● **DOCUMENT SEGMENT**
Single by Sergey Lazarev
- Released: 9 March 2019
- Recorded: 2018
- Label: State Television Company
- Songwriters: Sharon Vaughn; Dimitris Kontopoulos;
- Producers: Philip Kirkorov; Dimitris Kontopoulos;

Sergey Lazarev singles chronology
| "Грустные Люди" (2018) | "Scream" (2019) | "Лови" (2019) |

Eurovision Song Contest 2019 entry
- Country: Russia
- Artist: Sergey Lazarev
- Language: English
- Composers: Philip Kirkorov; Dimitris Kontopoulos;
- Lyricists: Sharon Vaughn; Dimitris Kontopoulos;

Finals performance
- Semi-final result: 6th
- Semi-final points: 217
- Final result: 3rd
- Final points: 370

Entry chronology
- ◄ "I Won't Break" (2018)
- "Uno" (2020) ►

= Scream (Sergey Lazarev song) =

2019 single by Sergey Lazarev

"Scream" is a song by Russian singer Sergey Lazarev. It was Russia's entry at the Eurovision Song Contest 2019 in Tel Aviv, Israel. It was performed during the second semi-final on 16 May, and qualified for the final, where it finished in third place with 370 points.

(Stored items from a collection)
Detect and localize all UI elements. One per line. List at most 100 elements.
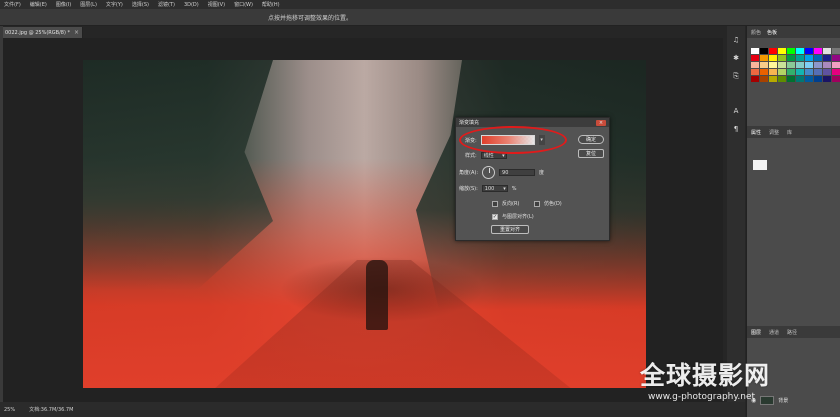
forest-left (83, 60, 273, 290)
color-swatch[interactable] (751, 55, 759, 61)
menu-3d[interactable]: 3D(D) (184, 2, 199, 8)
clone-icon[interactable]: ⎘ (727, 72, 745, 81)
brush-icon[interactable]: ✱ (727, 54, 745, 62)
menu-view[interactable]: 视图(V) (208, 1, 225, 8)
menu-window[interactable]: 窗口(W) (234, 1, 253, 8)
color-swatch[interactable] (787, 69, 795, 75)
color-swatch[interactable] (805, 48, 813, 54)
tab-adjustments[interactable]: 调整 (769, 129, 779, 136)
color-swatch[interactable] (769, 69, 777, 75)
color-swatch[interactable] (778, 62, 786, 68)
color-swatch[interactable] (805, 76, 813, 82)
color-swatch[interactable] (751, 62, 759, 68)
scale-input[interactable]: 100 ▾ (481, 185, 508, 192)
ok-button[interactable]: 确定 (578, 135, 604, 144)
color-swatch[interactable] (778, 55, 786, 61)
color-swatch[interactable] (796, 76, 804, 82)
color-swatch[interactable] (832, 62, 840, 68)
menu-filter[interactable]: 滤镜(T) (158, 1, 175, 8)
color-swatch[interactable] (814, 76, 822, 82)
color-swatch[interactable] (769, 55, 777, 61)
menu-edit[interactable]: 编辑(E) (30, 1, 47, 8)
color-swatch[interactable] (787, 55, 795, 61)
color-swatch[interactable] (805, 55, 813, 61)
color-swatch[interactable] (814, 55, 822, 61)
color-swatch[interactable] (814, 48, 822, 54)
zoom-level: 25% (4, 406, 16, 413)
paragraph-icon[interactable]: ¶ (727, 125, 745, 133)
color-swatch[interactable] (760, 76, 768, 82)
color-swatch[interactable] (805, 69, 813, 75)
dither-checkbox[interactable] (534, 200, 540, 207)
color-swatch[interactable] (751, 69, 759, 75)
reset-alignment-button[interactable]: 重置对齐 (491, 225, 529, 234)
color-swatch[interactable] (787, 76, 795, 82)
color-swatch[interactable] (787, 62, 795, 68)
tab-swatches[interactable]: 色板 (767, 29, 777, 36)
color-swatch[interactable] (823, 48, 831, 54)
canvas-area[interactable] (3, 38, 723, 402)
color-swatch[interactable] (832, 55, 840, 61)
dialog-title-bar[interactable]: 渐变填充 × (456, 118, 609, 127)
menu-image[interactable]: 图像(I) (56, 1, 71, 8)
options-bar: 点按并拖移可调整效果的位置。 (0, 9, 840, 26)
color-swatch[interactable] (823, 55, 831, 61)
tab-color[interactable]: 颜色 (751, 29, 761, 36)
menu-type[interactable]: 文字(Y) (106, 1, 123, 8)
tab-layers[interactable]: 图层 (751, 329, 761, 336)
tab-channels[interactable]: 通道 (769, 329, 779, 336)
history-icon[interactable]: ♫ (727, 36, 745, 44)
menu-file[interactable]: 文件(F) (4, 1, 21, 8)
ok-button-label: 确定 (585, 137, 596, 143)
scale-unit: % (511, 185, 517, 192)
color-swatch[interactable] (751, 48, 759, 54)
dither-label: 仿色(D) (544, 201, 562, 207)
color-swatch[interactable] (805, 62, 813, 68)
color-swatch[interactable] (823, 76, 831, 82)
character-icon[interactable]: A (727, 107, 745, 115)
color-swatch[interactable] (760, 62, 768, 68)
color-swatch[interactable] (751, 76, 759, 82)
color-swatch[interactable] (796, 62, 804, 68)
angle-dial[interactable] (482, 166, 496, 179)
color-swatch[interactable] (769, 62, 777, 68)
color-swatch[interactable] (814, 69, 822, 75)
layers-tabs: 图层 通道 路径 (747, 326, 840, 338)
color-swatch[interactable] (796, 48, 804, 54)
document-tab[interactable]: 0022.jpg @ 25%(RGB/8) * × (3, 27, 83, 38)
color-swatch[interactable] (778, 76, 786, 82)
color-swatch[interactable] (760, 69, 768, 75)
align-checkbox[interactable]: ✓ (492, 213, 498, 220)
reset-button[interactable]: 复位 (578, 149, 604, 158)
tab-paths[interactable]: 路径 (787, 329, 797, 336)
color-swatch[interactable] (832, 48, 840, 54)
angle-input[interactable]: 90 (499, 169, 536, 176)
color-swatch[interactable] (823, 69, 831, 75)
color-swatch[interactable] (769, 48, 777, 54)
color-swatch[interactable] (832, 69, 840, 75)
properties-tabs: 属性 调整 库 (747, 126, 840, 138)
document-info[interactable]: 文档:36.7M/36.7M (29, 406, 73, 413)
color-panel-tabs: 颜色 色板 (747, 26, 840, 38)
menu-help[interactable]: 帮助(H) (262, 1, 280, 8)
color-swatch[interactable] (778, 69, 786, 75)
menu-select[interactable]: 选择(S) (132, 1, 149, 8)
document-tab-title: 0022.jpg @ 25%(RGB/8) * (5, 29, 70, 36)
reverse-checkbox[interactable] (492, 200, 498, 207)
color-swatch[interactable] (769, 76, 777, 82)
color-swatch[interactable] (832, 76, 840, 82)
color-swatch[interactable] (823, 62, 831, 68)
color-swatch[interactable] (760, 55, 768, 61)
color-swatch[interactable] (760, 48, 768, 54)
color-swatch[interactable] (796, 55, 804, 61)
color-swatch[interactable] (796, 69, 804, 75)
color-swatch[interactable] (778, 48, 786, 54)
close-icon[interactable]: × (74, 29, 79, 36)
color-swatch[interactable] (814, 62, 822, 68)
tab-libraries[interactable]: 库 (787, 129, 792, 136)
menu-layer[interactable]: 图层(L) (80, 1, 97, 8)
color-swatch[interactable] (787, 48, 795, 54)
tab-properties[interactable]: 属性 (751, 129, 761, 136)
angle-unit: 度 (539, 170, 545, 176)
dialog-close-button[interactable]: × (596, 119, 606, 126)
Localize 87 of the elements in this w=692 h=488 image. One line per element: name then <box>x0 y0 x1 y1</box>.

...

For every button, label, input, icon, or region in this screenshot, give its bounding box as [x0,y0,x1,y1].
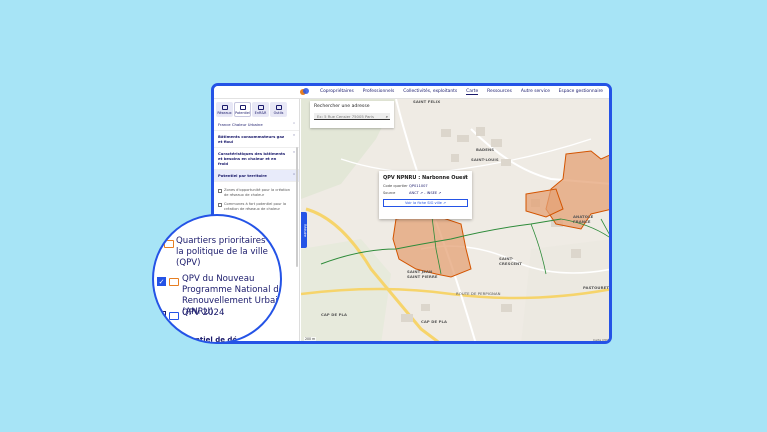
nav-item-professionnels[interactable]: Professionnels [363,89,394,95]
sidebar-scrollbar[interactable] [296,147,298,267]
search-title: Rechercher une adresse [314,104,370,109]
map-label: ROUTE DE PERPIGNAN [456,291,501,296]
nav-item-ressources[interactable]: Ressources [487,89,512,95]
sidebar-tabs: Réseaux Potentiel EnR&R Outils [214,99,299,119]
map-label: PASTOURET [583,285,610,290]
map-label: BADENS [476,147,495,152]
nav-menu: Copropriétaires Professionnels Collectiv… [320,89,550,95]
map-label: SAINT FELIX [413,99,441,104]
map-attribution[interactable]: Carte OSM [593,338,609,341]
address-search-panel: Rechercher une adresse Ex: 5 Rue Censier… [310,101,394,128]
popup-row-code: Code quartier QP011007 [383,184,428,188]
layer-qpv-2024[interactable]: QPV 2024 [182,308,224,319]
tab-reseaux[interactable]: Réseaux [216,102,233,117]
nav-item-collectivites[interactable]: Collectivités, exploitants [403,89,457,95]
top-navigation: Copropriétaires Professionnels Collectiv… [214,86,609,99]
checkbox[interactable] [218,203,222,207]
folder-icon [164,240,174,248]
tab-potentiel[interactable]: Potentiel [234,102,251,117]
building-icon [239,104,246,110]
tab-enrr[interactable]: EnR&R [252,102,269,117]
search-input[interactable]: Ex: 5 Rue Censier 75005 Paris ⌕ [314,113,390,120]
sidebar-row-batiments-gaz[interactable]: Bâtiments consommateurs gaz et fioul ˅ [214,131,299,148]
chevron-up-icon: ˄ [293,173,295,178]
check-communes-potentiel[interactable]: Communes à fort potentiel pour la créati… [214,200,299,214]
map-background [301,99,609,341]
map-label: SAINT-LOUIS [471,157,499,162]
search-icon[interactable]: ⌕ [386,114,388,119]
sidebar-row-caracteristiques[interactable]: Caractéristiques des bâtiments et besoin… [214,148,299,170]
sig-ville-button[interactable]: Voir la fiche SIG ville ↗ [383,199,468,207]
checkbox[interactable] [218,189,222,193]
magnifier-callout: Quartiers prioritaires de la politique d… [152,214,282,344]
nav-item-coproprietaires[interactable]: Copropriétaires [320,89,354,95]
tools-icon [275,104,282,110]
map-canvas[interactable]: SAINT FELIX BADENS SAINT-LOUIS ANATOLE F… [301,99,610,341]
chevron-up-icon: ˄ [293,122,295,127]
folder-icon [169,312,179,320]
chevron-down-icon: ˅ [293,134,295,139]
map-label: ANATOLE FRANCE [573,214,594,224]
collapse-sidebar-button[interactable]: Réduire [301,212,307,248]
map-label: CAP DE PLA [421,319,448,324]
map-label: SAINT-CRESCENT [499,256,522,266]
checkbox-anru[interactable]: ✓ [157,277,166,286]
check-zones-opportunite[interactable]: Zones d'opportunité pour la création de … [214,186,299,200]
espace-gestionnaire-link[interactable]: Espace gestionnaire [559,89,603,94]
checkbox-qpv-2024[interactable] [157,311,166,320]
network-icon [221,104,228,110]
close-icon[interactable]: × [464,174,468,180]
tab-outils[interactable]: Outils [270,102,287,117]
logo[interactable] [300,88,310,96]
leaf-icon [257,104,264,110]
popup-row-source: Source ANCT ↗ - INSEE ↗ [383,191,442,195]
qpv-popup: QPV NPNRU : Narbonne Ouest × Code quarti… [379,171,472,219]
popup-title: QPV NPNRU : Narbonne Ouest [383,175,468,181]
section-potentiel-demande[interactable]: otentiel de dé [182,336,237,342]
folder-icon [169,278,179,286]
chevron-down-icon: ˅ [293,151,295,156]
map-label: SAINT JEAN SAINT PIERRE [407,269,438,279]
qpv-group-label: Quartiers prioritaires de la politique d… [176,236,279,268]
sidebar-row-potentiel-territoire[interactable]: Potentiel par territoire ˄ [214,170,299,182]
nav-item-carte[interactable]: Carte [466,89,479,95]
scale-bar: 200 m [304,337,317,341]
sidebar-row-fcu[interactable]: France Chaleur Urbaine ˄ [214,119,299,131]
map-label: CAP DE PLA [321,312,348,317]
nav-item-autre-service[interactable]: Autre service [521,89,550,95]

● **WORK TO BE COMPLETED**
In the text about "Scream," what place did the song finish in the Eurovision final, and with how many points?

● **IN RESPONSE**
Third place, with 370 points.